WHAT IS BEING ASKED: Output every entry exactly as written, but omit the pictures.

DATA LINES:
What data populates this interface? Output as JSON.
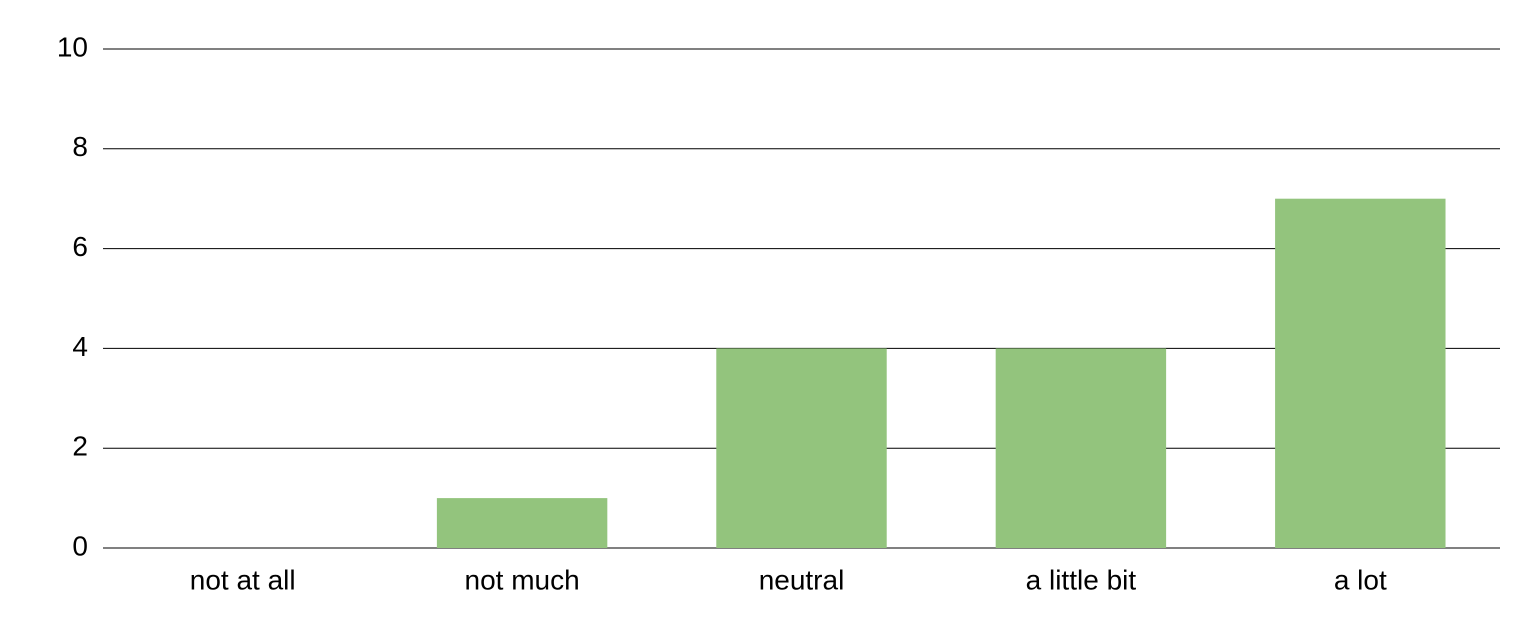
{
  "chart_data": {
    "type": "bar",
    "categories": [
      "not at all",
      "not much",
      "neutral",
      "a little bit",
      "a lot"
    ],
    "values": [
      0,
      1,
      4,
      4,
      7
    ],
    "color": "#93c47d",
    "ylim": [
      0,
      10
    ],
    "yticks": [
      0,
      2,
      4,
      6,
      8,
      10
    ],
    "grid": true
  }
}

COMPLETE RESPONSE:
What data populates this interface? Output as JSON.
{
  "chart_data": {
    "type": "bar",
    "categories": [
      "not at all",
      "not much",
      "neutral",
      "a little bit",
      "a lot"
    ],
    "values": [
      0,
      1,
      4,
      4,
      7
    ],
    "color": "#93c47d",
    "ylim": [
      0,
      10
    ],
    "yticks": [
      0,
      2,
      4,
      6,
      8,
      10
    ],
    "grid": true
  }
}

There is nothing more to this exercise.